Filter for the word "marker" and keep each matching line.

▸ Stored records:
_ _ _ _ _

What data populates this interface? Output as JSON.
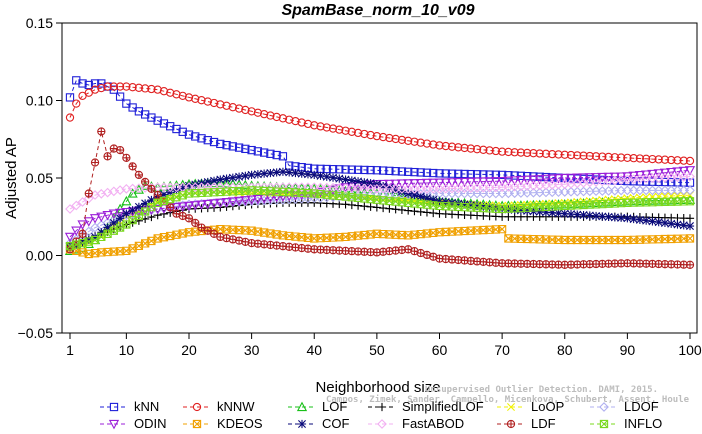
{
  "chart_data": {
    "type": "line",
    "title": "SpamBase_norm_10_v09",
    "xlabel": "Neighborhood size",
    "ylabel": "Adjusted AP",
    "xlim": [
      1,
      100
    ],
    "ylim": [
      -0.05,
      0.15
    ],
    "xticks": [
      1,
      10,
      20,
      30,
      40,
      50,
      60,
      70,
      80,
      90,
      100
    ],
    "yticks": [
      -0.05,
      0.0,
      0.05,
      0.1,
      0.15
    ],
    "ytick_labels": [
      "−0.05",
      "0.00",
      "0.05",
      "0.10",
      "0.15"
    ],
    "grid": false,
    "legend_position": "bottom",
    "watermark": "Campos, Zimek, Sander, Campello, Micenkova, Schubert, Assent, Houle",
    "watermark_line1": "Unsupervised Outlier Detection. DAMI, 2015.",
    "series": [
      {
        "name": "kNN",
        "color": "#1f1fd8",
        "marker": "square",
        "points": [
          [
            1,
            0.102
          ],
          [
            2,
            0.113
          ],
          [
            3,
            0.111
          ],
          [
            4,
            0.11
          ],
          [
            5,
            0.111
          ],
          [
            6,
            0.111
          ],
          [
            7,
            0.109
          ],
          [
            8,
            0.107
          ],
          [
            10,
            0.098
          ],
          [
            12,
            0.093
          ],
          [
            15,
            0.087
          ],
          [
            20,
            0.078
          ],
          [
            25,
            0.072
          ],
          [
            30,
            0.068
          ],
          [
            35,
            0.064
          ],
          [
            36,
            0.058
          ],
          [
            40,
            0.056
          ],
          [
            50,
            0.055
          ],
          [
            60,
            0.053
          ],
          [
            70,
            0.052
          ],
          [
            80,
            0.05
          ],
          [
            90,
            0.048
          ],
          [
            100,
            0.047
          ]
        ]
      },
      {
        "name": "kNNW",
        "color": "#e02020",
        "marker": "circle",
        "points": [
          [
            1,
            0.089
          ],
          [
            2,
            0.098
          ],
          [
            3,
            0.103
          ],
          [
            5,
            0.107
          ],
          [
            7,
            0.109
          ],
          [
            10,
            0.109
          ],
          [
            15,
            0.107
          ],
          [
            20,
            0.102
          ],
          [
            30,
            0.093
          ],
          [
            40,
            0.084
          ],
          [
            50,
            0.077
          ],
          [
            60,
            0.071
          ],
          [
            70,
            0.067
          ],
          [
            80,
            0.065
          ],
          [
            90,
            0.063
          ],
          [
            100,
            0.061
          ]
        ]
      },
      {
        "name": "LOF",
        "color": "#19c019",
        "marker": "triangle-up",
        "points": [
          [
            1,
            0.003
          ],
          [
            3,
            0.005
          ],
          [
            5,
            0.01
          ],
          [
            7,
            0.018
          ],
          [
            9,
            0.03
          ],
          [
            11,
            0.04
          ],
          [
            13,
            0.045
          ],
          [
            15,
            0.044
          ],
          [
            20,
            0.046
          ],
          [
            25,
            0.047
          ],
          [
            30,
            0.045
          ],
          [
            40,
            0.043
          ],
          [
            50,
            0.04
          ],
          [
            60,
            0.035
          ],
          [
            70,
            0.032
          ],
          [
            80,
            0.033
          ],
          [
            90,
            0.035
          ],
          [
            100,
            0.036
          ]
        ]
      },
      {
        "name": "SimplifiedLOF",
        "color": "#000000",
        "marker": "plus",
        "points": [
          [
            1,
            0.008
          ],
          [
            3,
            0.01
          ],
          [
            6,
            0.014
          ],
          [
            10,
            0.02
          ],
          [
            15,
            0.026
          ],
          [
            20,
            0.03
          ],
          [
            25,
            0.031
          ],
          [
            30,
            0.033
          ],
          [
            35,
            0.034
          ],
          [
            40,
            0.034
          ],
          [
            45,
            0.033
          ],
          [
            50,
            0.031
          ],
          [
            60,
            0.027
          ],
          [
            70,
            0.025
          ],
          [
            80,
            0.025
          ],
          [
            90,
            0.025
          ],
          [
            100,
            0.024
          ]
        ]
      },
      {
        "name": "LoOP",
        "color": "#f2f200",
        "marker": "cross",
        "points": [
          [
            1,
            0.004
          ],
          [
            5,
            0.01
          ],
          [
            10,
            0.025
          ],
          [
            15,
            0.035
          ],
          [
            20,
            0.04
          ],
          [
            25,
            0.041
          ],
          [
            30,
            0.04
          ],
          [
            40,
            0.039
          ],
          [
            50,
            0.037
          ],
          [
            60,
            0.034
          ],
          [
            70,
            0.032
          ],
          [
            80,
            0.034
          ],
          [
            90,
            0.037
          ],
          [
            100,
            0.039
          ]
        ]
      },
      {
        "name": "LDOF",
        "color": "#b0b0f0",
        "marker": "diamond",
        "points": [
          [
            1,
            0.008
          ],
          [
            5,
            0.018
          ],
          [
            10,
            0.026
          ],
          [
            15,
            0.03
          ],
          [
            20,
            0.033
          ],
          [
            30,
            0.035
          ],
          [
            40,
            0.037
          ],
          [
            50,
            0.039
          ],
          [
            60,
            0.04
          ],
          [
            70,
            0.04
          ],
          [
            80,
            0.041
          ],
          [
            90,
            0.042
          ],
          [
            100,
            0.042
          ]
        ]
      },
      {
        "name": "ODIN",
        "color": "#9b1fd8",
        "marker": "triangle-down",
        "points": [
          [
            1,
            0.012
          ],
          [
            3,
            0.02
          ],
          [
            5,
            0.024
          ],
          [
            8,
            0.027
          ],
          [
            10,
            0.028
          ],
          [
            15,
            0.03
          ],
          [
            20,
            0.032
          ],
          [
            25,
            0.034
          ],
          [
            30,
            0.036
          ],
          [
            35,
            0.038
          ],
          [
            40,
            0.04
          ],
          [
            45,
            0.044
          ],
          [
            50,
            0.046
          ],
          [
            60,
            0.047
          ],
          [
            70,
            0.048
          ],
          [
            80,
            0.05
          ],
          [
            90,
            0.051
          ],
          [
            100,
            0.055
          ]
        ]
      },
      {
        "name": "KDEOS",
        "color": "#f0a000",
        "marker": "square-x",
        "points": [
          [
            1,
            0.004
          ],
          [
            4,
            0.001
          ],
          [
            6,
            0.002
          ],
          [
            10,
            0.003
          ],
          [
            15,
            0.011
          ],
          [
            20,
            0.015
          ],
          [
            25,
            0.017
          ],
          [
            30,
            0.016
          ],
          [
            35,
            0.013
          ],
          [
            40,
            0.011
          ],
          [
            45,
            0.012
          ],
          [
            50,
            0.014
          ],
          [
            55,
            0.013
          ],
          [
            60,
            0.015
          ],
          [
            65,
            0.016
          ],
          [
            70,
            0.017
          ],
          [
            71,
            0.011
          ],
          [
            80,
            0.01
          ],
          [
            90,
            0.01
          ],
          [
            100,
            0.011
          ]
        ]
      },
      {
        "name": "COF",
        "color": "#0a0a7a",
        "marker": "star",
        "points": [
          [
            1,
            0.005
          ],
          [
            5,
            0.012
          ],
          [
            10,
            0.027
          ],
          [
            15,
            0.038
          ],
          [
            20,
            0.045
          ],
          [
            25,
            0.049
          ],
          [
            30,
            0.052
          ],
          [
            35,
            0.054
          ],
          [
            40,
            0.052
          ],
          [
            45,
            0.049
          ],
          [
            50,
            0.046
          ],
          [
            55,
            0.04
          ],
          [
            60,
            0.035
          ],
          [
            70,
            0.03
          ],
          [
            80,
            0.027
          ],
          [
            90,
            0.024
          ],
          [
            100,
            0.019
          ]
        ]
      },
      {
        "name": "FastABOD",
        "color": "#f2b0f2",
        "marker": "diamond",
        "points": [
          [
            1,
            0.03
          ],
          [
            5,
            0.039
          ],
          [
            10,
            0.043
          ],
          [
            15,
            0.044
          ],
          [
            20,
            0.044
          ],
          [
            30,
            0.044
          ],
          [
            40,
            0.044
          ],
          [
            50,
            0.043
          ],
          [
            60,
            0.043
          ],
          [
            70,
            0.044
          ],
          [
            80,
            0.046
          ],
          [
            90,
            0.049
          ],
          [
            100,
            0.051
          ]
        ]
      },
      {
        "name": "LDF",
        "color": "#b02020",
        "marker": "circle-plus",
        "points": [
          [
            1,
            0.004
          ],
          [
            3,
            0.014
          ],
          [
            4,
            0.04
          ],
          [
            6,
            0.08
          ],
          [
            7,
            0.064
          ],
          [
            8,
            0.069
          ],
          [
            9,
            0.068
          ],
          [
            10,
            0.063
          ],
          [
            12,
            0.052
          ],
          [
            14,
            0.043
          ],
          [
            16,
            0.035
          ],
          [
            18,
            0.027
          ],
          [
            20,
            0.024
          ],
          [
            22,
            0.018
          ],
          [
            25,
            0.012
          ],
          [
            30,
            0.008
          ],
          [
            40,
            0.004
          ],
          [
            50,
            0.002
          ],
          [
            55,
            0.004
          ],
          [
            60,
            -0.002
          ],
          [
            70,
            -0.005
          ],
          [
            80,
            -0.006
          ],
          [
            90,
            -0.005
          ],
          [
            100,
            -0.006
          ]
        ]
      },
      {
        "name": "INFLO",
        "color": "#7ad81e",
        "marker": "square-x",
        "points": [
          [
            1,
            0.006
          ],
          [
            5,
            0.01
          ],
          [
            10,
            0.02
          ],
          [
            15,
            0.034
          ],
          [
            20,
            0.04
          ],
          [
            30,
            0.042
          ],
          [
            40,
            0.04
          ],
          [
            50,
            0.036
          ],
          [
            60,
            0.032
          ],
          [
            70,
            0.03
          ],
          [
            80,
            0.032
          ],
          [
            90,
            0.034
          ],
          [
            100,
            0.035
          ]
        ]
      }
    ]
  }
}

_ _ _ _ _

▸ Written reply:
        "marker": "square",
        "marker": "circle",
        "marker": "triangle-up",
        "marker": "plus",
        "marker": "cross",
        "marker": "diamond",
        "marker": "triangle-down",
        "marker": "square-x",
        "marker": "star",
        "marker": "diamond",
        "marker": "circle-plus",
        "marker": "square-x",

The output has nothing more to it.